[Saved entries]
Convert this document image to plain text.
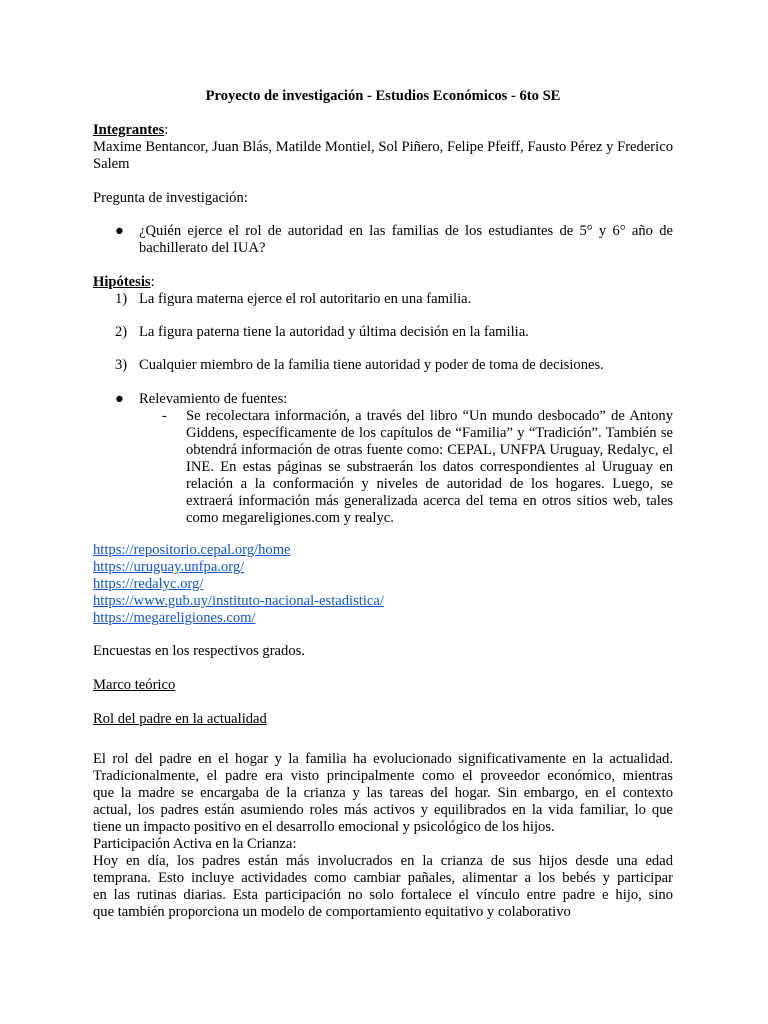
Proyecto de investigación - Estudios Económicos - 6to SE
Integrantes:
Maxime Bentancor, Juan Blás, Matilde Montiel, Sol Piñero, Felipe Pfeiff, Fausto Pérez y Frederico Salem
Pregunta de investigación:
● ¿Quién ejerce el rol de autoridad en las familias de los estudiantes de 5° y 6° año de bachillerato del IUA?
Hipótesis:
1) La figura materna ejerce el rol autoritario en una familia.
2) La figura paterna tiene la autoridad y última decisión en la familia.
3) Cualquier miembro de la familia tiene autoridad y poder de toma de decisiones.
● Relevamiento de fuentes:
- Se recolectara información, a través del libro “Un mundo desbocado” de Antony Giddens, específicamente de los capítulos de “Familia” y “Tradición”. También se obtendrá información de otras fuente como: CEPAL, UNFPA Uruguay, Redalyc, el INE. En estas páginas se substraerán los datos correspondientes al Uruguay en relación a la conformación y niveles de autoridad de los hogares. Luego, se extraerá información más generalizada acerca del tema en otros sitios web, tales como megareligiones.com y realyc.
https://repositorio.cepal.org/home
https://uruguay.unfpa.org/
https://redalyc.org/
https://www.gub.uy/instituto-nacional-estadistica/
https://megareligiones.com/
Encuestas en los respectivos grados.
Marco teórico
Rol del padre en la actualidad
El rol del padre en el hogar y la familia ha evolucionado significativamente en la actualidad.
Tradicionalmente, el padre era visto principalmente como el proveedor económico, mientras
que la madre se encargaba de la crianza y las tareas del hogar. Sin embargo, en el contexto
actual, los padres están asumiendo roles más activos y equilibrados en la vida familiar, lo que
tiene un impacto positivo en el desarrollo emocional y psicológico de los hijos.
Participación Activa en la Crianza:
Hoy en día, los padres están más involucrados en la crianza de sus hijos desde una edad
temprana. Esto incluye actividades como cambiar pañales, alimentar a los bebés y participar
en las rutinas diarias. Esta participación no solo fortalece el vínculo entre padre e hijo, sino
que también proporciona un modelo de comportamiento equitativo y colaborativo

OBJECTIVE — Give the entries again word for word, but skip the pictures.

COMPLETE ANSWER —
Convert this document image to plain text.
Proyecto de investigación - Estudios Económicos - 6to SE
Integrantes:
Maxime Bentancor, Juan Blás, Matilde Montiel, Sol Piñero, Felipe Pfeiff, Fausto Pérez y Frederico Salem
Pregunta de investigación:
● ¿Quién ejerce el rol de autoridad en las familias de los estudiantes de 5° y 6° año de bachillerato del IUA?
Hipótesis:
1) La figura materna ejerce el rol autoritario en una familia.
2) La figura paterna tiene la autoridad y última decisión en la familia.
3) Cualquier miembro de la familia tiene autoridad y poder de toma de decisiones.
● Relevamiento de fuentes:
- Se recolectara información, a través del libro “Un mundo desbocado” de Antony Giddens, específicamente de los capítulos de “Familia” y “Tradición”. También se obtendrá información de otras fuente como: CEPAL, UNFPA Uruguay, Redalyc, el INE. En estas páginas se substraerán los datos correspondientes al Uruguay en relación a la conformación y niveles de autoridad de los hogares. Luego, se extraerá información más generalizada acerca del tema en otros sitios web, tales como megareligiones.com y realyc.
https://repositorio.cepal.org/home
https://uruguay.unfpa.org/
https://redalyc.org/
https://www.gub.uy/instituto-nacional-estadistica/
https://megareligiones.com/
Encuestas en los respectivos grados.
Marco teórico
Rol del padre en la actualidad
El rol del padre en el hogar y la familia ha evolucionado significativamente en la actualidad.
Tradicionalmente, el padre era visto principalmente como el proveedor económico, mientras
que la madre se encargaba de la crianza y las tareas del hogar. Sin embargo, en el contexto
actual, los padres están asumiendo roles más activos y equilibrados en la vida familiar, lo que
tiene un impacto positivo en el desarrollo emocional y psicológico de los hijos.
Participación Activa en la Crianza:
Hoy en día, los padres están más involucrados en la crianza de sus hijos desde una edad
temprana. Esto incluye actividades como cambiar pañales, alimentar a los bebés y participar
en las rutinas diarias. Esta participación no solo fortalece el vínculo entre padre e hijo, sino
que también proporciona un modelo de comportamiento equitativo y colaborativo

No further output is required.